> [REQUEST]:
Will you quote all of the entries, word for word?
━━ MATERIALS PROVIDED
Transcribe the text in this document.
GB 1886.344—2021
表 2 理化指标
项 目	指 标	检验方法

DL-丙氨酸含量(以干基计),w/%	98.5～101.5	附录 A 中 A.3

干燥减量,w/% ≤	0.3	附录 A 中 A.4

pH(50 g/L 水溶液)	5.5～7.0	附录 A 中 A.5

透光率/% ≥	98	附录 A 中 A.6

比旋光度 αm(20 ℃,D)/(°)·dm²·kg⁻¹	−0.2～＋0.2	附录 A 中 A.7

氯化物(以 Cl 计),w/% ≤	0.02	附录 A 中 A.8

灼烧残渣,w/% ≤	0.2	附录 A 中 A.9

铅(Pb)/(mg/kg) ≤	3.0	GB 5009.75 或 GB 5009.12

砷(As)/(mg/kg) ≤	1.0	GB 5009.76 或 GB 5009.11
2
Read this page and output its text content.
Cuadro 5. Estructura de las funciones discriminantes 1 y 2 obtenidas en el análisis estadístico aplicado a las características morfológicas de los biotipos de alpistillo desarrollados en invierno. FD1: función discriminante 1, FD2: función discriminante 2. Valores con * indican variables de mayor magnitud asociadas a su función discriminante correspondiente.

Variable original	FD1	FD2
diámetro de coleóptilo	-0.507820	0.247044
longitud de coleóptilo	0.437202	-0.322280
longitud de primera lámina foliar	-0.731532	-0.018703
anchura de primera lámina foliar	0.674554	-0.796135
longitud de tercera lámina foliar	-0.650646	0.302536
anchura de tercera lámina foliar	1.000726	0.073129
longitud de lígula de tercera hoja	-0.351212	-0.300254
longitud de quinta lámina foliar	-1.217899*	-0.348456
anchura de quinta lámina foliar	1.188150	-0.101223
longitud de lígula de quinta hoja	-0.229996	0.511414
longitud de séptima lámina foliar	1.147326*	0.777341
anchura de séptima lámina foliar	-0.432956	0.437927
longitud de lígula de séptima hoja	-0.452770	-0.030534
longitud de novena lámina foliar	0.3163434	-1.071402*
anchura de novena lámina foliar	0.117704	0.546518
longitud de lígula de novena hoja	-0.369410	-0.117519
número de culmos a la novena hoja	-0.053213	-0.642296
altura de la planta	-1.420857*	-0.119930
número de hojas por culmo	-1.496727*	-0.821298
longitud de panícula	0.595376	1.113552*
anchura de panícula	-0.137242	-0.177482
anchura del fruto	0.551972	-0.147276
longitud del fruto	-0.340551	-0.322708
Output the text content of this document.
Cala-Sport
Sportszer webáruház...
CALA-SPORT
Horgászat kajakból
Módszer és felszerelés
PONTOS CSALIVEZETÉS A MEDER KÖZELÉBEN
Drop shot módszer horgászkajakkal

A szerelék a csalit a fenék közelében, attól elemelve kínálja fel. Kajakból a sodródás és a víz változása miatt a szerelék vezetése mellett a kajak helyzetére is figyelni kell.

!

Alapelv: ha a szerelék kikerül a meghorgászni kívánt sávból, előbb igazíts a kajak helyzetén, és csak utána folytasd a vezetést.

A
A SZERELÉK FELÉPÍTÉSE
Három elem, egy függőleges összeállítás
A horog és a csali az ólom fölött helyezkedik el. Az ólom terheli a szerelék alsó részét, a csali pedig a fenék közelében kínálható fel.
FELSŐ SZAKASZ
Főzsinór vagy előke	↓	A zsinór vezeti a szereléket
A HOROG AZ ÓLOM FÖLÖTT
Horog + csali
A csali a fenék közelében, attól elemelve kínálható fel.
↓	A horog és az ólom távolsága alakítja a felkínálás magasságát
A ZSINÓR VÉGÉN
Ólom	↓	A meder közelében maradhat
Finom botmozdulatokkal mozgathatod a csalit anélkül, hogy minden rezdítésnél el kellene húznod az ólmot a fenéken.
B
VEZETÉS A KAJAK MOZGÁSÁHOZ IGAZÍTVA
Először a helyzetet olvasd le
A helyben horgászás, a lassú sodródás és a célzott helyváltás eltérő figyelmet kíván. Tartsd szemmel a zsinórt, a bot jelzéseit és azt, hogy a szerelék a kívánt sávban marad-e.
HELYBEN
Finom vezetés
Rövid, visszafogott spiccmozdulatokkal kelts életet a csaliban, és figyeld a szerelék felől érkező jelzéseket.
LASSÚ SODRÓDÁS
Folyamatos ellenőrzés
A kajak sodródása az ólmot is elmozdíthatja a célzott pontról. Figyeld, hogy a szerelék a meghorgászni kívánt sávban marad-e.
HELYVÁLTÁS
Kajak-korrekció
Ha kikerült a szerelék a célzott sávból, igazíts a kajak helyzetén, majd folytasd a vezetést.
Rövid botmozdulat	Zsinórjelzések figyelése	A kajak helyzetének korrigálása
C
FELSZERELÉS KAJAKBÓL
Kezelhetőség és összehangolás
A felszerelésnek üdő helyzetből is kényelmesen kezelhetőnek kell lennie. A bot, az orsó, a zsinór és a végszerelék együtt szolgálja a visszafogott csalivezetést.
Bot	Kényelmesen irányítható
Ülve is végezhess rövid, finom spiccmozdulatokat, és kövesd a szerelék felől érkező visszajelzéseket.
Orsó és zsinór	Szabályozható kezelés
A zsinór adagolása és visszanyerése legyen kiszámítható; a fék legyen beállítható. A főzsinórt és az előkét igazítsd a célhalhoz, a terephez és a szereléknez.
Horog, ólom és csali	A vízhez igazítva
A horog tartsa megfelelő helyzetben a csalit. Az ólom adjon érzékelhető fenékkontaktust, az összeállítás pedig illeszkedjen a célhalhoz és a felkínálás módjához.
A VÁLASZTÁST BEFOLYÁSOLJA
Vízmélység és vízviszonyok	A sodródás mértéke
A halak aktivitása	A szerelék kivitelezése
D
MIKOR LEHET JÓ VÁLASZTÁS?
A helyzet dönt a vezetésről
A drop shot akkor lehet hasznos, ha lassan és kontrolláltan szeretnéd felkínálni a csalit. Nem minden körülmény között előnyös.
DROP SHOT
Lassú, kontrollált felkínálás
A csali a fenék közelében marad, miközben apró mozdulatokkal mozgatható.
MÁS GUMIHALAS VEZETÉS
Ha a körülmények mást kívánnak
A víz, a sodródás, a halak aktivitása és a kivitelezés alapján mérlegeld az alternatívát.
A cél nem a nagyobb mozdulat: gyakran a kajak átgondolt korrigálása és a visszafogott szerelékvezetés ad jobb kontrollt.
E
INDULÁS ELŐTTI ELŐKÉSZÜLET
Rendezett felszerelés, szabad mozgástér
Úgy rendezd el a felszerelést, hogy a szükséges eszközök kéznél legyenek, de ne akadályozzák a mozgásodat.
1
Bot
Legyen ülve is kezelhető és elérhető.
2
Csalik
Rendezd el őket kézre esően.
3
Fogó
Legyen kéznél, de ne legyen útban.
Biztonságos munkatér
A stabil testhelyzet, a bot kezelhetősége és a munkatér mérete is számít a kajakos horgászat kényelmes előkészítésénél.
━━━━
> [THE REPLY]:
Transcribe the text in this document.
GB 1886.344—2021
表 2 理化指标
项 目	指 标	检验方法

DL-丙氨酸含量(以干基计),w/%	98.5～101.5	附录 A 中 A.3

干燥减量,w/% ≤	0.3	附录 A 中 A.4

pH(50 g/L 水溶液)	5.5～7.0	附录 A 中 A.5

透光率/% ≥	98	附录 A 中 A.6

比旋光度 αm(20 ℃,D)/(°)·dm²·kg⁻¹	−0.2～＋0.2	附录 A 中 A.7

氯化物(以 Cl 计),w/% ≤	0.02	附录 A 中 A.8

灼烧残渣,w/% ≤	0.2	附录 A 中 A.9

铅(Pb)/(mg/kg) ≤	3.0	GB 5009.75 或 GB 5009.12

砷(As)/(mg/kg) ≤	1.0	GB 5009.76 或 GB 5009.11
2
Read this page and output its text content.
Cuadro 5. Estructura de las funciones discriminantes 1 y 2 obtenidas en el análisis estadístico aplicado a las características morfológicas de los biotipos de alpistillo desarrollados en invierno. FD1: función discriminante 1, FD2: función discriminante 2. Valores con * indican variables de mayor magnitud asociadas a su función discriminante correspondiente.

Variable original	FD1	FD2
diámetro de coleóptilo	-0.507820	0.247044
longitud de coleóptilo	0.437202	-0.322280
longitud de primera lámina foliar	-0.731532	-0.018703
anchura de primera lámina foliar	0.674554	-0.796135
longitud de tercera lámina foliar	-0.650646	0.302536
anchura de tercera lámina foliar	1.000726	0.073129
longitud de lígula de tercera hoja	-0.351212	-0.300254
longitud de quinta lámina foliar	-1.217899*	-0.348456
anchura de quinta lámina foliar	1.188150	-0.101223
longitud de lígula de quinta hoja	-0.229996	0.511414
longitud de séptima lámina foliar	1.147326*	0.777341
anchura de séptima lámina foliar	-0.432956	0.437927
longitud de lígula de séptima hoja	-0.452770	-0.030534
longitud de novena lámina foliar	0.3163434	-1.071402*
anchura de novena lámina foliar	0.117704	0.546518
longitud de lígula de novena hoja	-0.369410	-0.117519
número de culmos a la novena hoja	-0.053213	-0.642296
altura de la planta	-1.420857*	-0.119930
número de hojas por culmo	-1.496727*	-0.821298
longitud de panícula	0.595376	1.113552*
anchura de panícula	-0.137242	-0.177482
anchura del fruto	0.551972	-0.147276
longitud del fruto	-0.340551	-0.322708
Output the text content of this document.
Cala-Sport
Sportszer webáruház...
CALA-SPORT
Horgászat kajakból
Módszer és felszerelés
PONTOS CSALIVEZETÉS A MEDER KÖZELÉBEN
Drop shot módszer horgászkajakkal

A szerelék a csalit a fenék közelében, attól elemelve kínálja fel. Kajakból a sodródás és a víz változása miatt a szerelék vezetése mellett a kajak helyzetére is figyelni kell.

!

Alapelv: ha a szerelék kikerül a meghorgászni kívánt sávból, előbb igazíts a kajak helyzetén, és csak utána folytasd a vezetést.

A
A SZERELÉK FELÉPÍTÉSE
Három elem, egy függőleges összeállítás
A horog és a csali az ólom fölött helyezkedik el. Az ólom terheli a szerelék alsó részét, a csali pedig a fenék közelében kínálható fel.
FELSŐ SZAKASZ
Főzsinór vagy előke	↓	A zsinór vezeti a szereléket
A HOROG AZ ÓLOM FÖLÖTT
Horog + csali
A csali a fenék közelében, attól elemelve kínálható fel.
↓	A horog és az ólom távolsága alakítja a felkínálás magasságát
A ZSINÓR VÉGÉN
Ólom	↓	A meder közelében maradhat
Finom botmozdulatokkal mozgathatod a csalit anélkül, hogy minden rezdítésnél el kellene húznod az ólmot a fenéken.
B
VEZETÉS A KAJAK MOZGÁSÁHOZ IGAZÍTVA
Először a helyzetet olvasd le
A helyben horgászás, a lassú sodródás és a célzott helyváltás eltérő figyelmet kíván. Tartsd szemmel a zsinórt, a bot jelzéseit és azt, hogy a szerelék a kívánt sávban marad-e.
HELYBEN
Finom vezetés
Rövid, visszafogott spiccmozdulatokkal kelts életet a csaliban, és figyeld a szerelék felől érkező jelzéseket.
LASSÚ SODRÓDÁS
Folyamatos ellenőrzés
A kajak sodródása az ólmot is elmozdíthatja a célzott pontról. Figyeld, hogy a szerelék a meghorgászni kívánt sávban marad-e.
HELYVÁLTÁS
Kajak-korrekció
Ha kikerült a szerelék a célzott sávból, igazíts a kajak helyzetén, majd folytasd a vezetést.
Rövid botmozdulat	Zsinórjelzések figyelése	A kajak helyzetének korrigálása
C
FELSZERELÉS KAJAKBÓL
Kezelhetőség és összehangolás
A felszerelésnek üdő helyzetből is kényelmesen kezelhetőnek kell lennie. A bot, az orsó, a zsinór és a végszerelék együtt szolgálja a visszafogott csalivezetést.
Bot	Kényelmesen irányítható
Ülve is végezhess rövid, finom spiccmozdulatokat, és kövesd a szerelék felől érkező visszajelzéseket.
Orsó és zsinór	Szabályozható kezelés
A zsinór adagolása és visszanyerése legyen kiszámítható; a fék legyen beállítható. A főzsinórt és az előkét igazítsd a célhalhoz, a terephez és a szereléknez.
Horog, ólom és csali	A vízhez igazítva
A horog tartsa megfelelő helyzetben a csalit. Az ólom adjon érzékelhető fenékkontaktust, az összeállítás pedig illeszkedjen a célhalhoz és a felkínálás módjához.
A VÁLASZTÁST BEFOLYÁSOLJA
Vízmélység és vízviszonyok	A sodródás mértéke
A halak aktivitása	A szerelék kivitelezése
D
MIKOR LEHET JÓ VÁLASZTÁS?
A helyzet dönt a vezetésről
A drop shot akkor lehet hasznos, ha lassan és kontrolláltan szeretnéd felkínálni a csalit. Nem minden körülmény között előnyös.
DROP SHOT
Lassú, kontrollált felkínálás
A csali a fenék közelében marad, miközben apró mozdulatokkal mozgatható.
MÁS GUMIHALAS VEZETÉS
Ha a körülmények mást kívánnak
A víz, a sodródás, a halak aktivitása és a kivitelezés alapján mérlegeld az alternatívát.
A cél nem a nagyobb mozdulat: gyakran a kajak átgondolt korrigálása és a visszafogott szerelékvezetés ad jobb kontrollt.
E
INDULÁS ELŐTTI ELŐKÉSZÜLET
Rendezett felszerelés, szabad mozgástér
Úgy rendezd el a felszerelést, hogy a szükséges eszközök kéznél legyenek, de ne akadályozzák a mozgásodat.
1
Bot
Legyen ülve is kezelhető és elérhető.
2
Csalik
Rendezd el őket kézre esően.
3
Fogó
Legyen kéznél, de ne legyen útban.
Biztonságos munkatér
A stabil testhelyzet, a bot kezelhetősége és a munkatér mérete is számít a kajakos horgászat kényelmes előkészítésénél.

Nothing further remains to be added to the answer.